What you should do: Identify the lines bearing the string "this" and gather them.

--- start Input data ---

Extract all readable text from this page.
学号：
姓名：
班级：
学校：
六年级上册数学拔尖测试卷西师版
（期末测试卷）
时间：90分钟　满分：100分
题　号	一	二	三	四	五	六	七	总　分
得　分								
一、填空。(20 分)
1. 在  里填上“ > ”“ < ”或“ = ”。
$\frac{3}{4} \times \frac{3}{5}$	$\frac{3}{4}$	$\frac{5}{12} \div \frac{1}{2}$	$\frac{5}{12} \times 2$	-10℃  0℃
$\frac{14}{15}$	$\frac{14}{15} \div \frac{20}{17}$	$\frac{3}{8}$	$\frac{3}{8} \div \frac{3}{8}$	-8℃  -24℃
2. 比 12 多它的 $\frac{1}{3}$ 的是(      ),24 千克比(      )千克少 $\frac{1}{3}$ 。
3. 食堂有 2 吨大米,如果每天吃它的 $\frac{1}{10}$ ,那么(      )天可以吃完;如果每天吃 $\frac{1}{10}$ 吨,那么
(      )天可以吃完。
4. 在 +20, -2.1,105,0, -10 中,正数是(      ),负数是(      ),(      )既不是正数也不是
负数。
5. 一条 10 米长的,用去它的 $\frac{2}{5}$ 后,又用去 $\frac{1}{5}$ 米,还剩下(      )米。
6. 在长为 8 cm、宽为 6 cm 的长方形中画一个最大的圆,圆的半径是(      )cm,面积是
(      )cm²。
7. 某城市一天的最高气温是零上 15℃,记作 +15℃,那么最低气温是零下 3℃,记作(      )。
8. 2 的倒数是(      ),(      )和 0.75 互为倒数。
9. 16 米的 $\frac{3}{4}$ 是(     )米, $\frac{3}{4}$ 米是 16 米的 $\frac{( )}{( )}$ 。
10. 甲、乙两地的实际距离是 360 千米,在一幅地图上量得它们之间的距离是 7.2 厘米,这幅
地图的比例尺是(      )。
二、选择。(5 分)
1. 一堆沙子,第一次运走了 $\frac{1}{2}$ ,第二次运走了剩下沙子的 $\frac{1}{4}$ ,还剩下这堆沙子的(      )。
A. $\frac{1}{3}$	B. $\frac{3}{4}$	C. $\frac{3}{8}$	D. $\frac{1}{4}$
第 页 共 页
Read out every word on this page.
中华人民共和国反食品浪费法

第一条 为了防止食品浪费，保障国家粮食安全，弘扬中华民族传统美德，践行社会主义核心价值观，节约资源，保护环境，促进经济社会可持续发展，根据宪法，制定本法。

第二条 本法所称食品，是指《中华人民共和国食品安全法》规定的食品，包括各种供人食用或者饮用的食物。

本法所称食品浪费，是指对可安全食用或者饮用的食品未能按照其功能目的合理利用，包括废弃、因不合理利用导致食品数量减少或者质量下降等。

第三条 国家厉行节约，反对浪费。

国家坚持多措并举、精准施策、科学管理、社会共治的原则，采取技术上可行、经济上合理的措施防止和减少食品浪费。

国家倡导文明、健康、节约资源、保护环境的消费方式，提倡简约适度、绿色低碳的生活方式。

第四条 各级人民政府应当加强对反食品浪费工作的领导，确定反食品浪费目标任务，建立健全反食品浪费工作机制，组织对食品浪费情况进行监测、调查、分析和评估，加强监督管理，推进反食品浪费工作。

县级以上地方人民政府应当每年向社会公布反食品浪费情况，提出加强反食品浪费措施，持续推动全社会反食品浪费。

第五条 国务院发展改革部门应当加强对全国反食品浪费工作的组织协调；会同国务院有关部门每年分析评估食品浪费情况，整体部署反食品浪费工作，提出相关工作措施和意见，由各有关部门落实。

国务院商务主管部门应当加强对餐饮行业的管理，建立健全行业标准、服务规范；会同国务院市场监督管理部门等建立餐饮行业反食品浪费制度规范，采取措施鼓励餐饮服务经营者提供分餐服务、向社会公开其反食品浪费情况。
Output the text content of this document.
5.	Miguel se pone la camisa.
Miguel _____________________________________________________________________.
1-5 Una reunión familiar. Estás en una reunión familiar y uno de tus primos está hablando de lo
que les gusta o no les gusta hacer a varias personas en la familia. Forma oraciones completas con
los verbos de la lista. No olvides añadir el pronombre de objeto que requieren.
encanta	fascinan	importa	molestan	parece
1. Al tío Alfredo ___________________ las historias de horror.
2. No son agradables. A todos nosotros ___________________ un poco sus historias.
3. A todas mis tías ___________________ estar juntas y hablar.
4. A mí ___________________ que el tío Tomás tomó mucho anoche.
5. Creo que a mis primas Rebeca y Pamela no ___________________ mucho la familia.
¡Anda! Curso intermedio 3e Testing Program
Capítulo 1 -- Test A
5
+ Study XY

--- end Input data ---

The answer:
Extract all readable text from this page.
Read out every word on this page.
Output the text content of this document.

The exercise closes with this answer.